Work required
Copy the data precisely, keeping every character.

===== Provided data =====

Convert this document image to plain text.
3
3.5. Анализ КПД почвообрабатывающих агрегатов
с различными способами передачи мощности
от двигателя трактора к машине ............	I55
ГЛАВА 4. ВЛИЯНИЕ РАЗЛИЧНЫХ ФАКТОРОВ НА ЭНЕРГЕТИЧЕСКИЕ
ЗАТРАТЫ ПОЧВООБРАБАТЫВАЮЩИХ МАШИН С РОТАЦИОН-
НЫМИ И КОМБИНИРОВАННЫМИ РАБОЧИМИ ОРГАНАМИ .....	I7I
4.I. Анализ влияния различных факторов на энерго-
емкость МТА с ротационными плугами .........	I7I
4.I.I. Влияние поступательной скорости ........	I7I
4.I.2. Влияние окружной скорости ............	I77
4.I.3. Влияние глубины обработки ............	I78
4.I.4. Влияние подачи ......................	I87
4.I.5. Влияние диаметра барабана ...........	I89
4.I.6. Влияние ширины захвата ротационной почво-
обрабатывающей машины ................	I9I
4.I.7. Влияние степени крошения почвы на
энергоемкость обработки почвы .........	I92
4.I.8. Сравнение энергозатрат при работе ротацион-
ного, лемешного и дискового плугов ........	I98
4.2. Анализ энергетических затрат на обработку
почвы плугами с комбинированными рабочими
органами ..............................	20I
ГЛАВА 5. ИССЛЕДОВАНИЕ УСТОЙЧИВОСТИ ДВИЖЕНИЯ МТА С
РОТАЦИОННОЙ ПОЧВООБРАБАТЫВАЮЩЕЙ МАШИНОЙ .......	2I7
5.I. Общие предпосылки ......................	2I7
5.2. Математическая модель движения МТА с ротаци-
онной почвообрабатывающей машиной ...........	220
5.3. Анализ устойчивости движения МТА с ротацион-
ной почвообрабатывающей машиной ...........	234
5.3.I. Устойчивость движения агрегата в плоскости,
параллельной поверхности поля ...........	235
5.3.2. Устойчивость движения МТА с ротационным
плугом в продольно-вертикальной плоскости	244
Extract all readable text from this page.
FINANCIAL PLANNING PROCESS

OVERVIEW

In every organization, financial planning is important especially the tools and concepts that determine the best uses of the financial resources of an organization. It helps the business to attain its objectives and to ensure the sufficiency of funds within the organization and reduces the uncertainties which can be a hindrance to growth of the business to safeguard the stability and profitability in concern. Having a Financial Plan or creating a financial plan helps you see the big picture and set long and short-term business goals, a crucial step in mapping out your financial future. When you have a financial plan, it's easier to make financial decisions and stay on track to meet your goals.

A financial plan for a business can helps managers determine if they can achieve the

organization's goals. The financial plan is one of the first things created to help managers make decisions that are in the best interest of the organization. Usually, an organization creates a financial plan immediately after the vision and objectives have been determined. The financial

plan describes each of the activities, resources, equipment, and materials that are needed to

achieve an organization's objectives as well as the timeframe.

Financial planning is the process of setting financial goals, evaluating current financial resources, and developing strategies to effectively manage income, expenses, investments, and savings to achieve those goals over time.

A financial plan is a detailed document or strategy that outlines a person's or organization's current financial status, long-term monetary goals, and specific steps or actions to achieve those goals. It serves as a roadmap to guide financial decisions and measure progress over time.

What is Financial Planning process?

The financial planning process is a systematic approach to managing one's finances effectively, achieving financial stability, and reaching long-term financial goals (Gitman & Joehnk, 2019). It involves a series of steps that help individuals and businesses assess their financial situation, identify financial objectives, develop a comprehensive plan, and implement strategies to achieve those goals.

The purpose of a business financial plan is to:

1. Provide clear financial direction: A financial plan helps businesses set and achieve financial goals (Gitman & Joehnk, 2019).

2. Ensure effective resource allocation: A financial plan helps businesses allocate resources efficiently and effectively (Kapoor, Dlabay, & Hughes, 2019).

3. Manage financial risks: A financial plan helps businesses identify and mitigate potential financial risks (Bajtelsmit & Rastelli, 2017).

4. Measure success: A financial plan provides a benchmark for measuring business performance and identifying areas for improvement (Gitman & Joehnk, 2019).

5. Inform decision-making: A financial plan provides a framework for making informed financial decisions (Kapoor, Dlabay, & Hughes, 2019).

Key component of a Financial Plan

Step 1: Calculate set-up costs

=====

Correct answer
Convert this document image to plain text.
3
3.5. Анализ КПД почвообрабатывающих агрегатов
с различными способами передачи мощности
от двигателя трактора к машине ............	I55
ГЛАВА 4. ВЛИЯНИЕ РАЗЛИЧНЫХ ФАКТОРОВ НА ЭНЕРГЕТИЧЕСКИЕ
ЗАТРАТЫ ПОЧВООБРАБАТЫВАЮЩИХ МАШИН С РОТАЦИОН-
НЫМИ И КОМБИНИРОВАННЫМИ РАБОЧИМИ ОРГАНАМИ .....	I7I
4.I. Анализ влияния различных факторов на энерго-
емкость МТА с ротационными плугами .........	I7I
4.I.I. Влияние поступательной скорости ........	I7I
4.I.2. Влияние окружной скорости ............	I77
4.I.3. Влияние глубины обработки ............	I78
4.I.4. Влияние подачи ......................	I87
4.I.5. Влияние диаметра барабана ...........	I89
4.I.6. Влияние ширины захвата ротационной почво-
обрабатывающей машины ................	I9I
4.I.7. Влияние степени крошения почвы на
энергоемкость обработки почвы .........	I92
4.I.8. Сравнение энергозатрат при работе ротацион-
ного, лемешного и дискового плугов ........	I98
4.2. Анализ энергетических затрат на обработку
почвы плугами с комбинированными рабочими
органами ..............................	20I
ГЛАВА 5. ИССЛЕДОВАНИЕ УСТОЙЧИВОСТИ ДВИЖЕНИЯ МТА С
РОТАЦИОННОЙ ПОЧВООБРАБАТЫВАЮЩЕЙ МАШИНОЙ .......	2I7
5.I. Общие предпосылки ......................	2I7
5.2. Математическая модель движения МТА с ротаци-
онной почвообрабатывающей машиной ...........	220
5.3. Анализ устойчивости движения МТА с ротацион-
ной почвообрабатывающей машиной ...........	234
5.3.I. Устойчивость движения агрегата в плоскости,
параллельной поверхности поля ...........	235
5.3.2. Устойчивость движения МТА с ротационным
плугом в продольно-вертикальной плоскости	244
Extract all readable text from this page.
FINANCIAL PLANNING PROCESS

OVERVIEW

In every organization, financial planning is important especially the tools and concepts that determine the best uses of the financial resources of an organization. It helps the business to attain its objectives and to ensure the sufficiency of funds within the organization and reduces the uncertainties which can be a hindrance to growth of the business to safeguard the stability and profitability in concern. Having a Financial Plan or creating a financial plan helps you see the big picture and set long and short-term business goals, a crucial step in mapping out your financial future. When you have a financial plan, it's easier to make financial decisions and stay on track to meet your goals.

A financial plan for a business can helps managers determine if they can achieve the

organization's goals. The financial plan is one of the first things created to help managers make decisions that are in the best interest of the organization. Usually, an organization creates a financial plan immediately after the vision and objectives have been determined. The financial

plan describes each of the activities, resources, equipment, and materials that are needed to

achieve an organization's objectives as well as the timeframe.

Financial planning is the process of setting financial goals, evaluating current financial resources, and developing strategies to effectively manage income, expenses, investments, and savings to achieve those goals over time.

A financial plan is a detailed document or strategy that outlines a person's or organization's current financial status, long-term monetary goals, and specific steps or actions to achieve those goals. It serves as a roadmap to guide financial decisions and measure progress over time.

What is Financial Planning process?

The financial planning process is a systematic approach to managing one's finances effectively, achieving financial stability, and reaching long-term financial goals (Gitman & Joehnk, 2019). It involves a series of steps that help individuals and businesses assess their financial situation, identify financial objectives, develop a comprehensive plan, and implement strategies to achieve those goals.

The purpose of a business financial plan is to:

1. Provide clear financial direction: A financial plan helps businesses set and achieve financial goals (Gitman & Joehnk, 2019).

2. Ensure effective resource allocation: A financial plan helps businesses allocate resources efficiently and effectively (Kapoor, Dlabay, & Hughes, 2019).

3. Manage financial risks: A financial plan helps businesses identify and mitigate potential financial risks (Bajtelsmit & Rastelli, 2017).

4. Measure success: A financial plan provides a benchmark for measuring business performance and identifying areas for improvement (Gitman & Joehnk, 2019).

5. Inform decision-making: A financial plan provides a framework for making informed financial decisions (Kapoor, Dlabay, & Hughes, 2019).

Key component of a Financial Plan

Step 1: Calculate set-up costs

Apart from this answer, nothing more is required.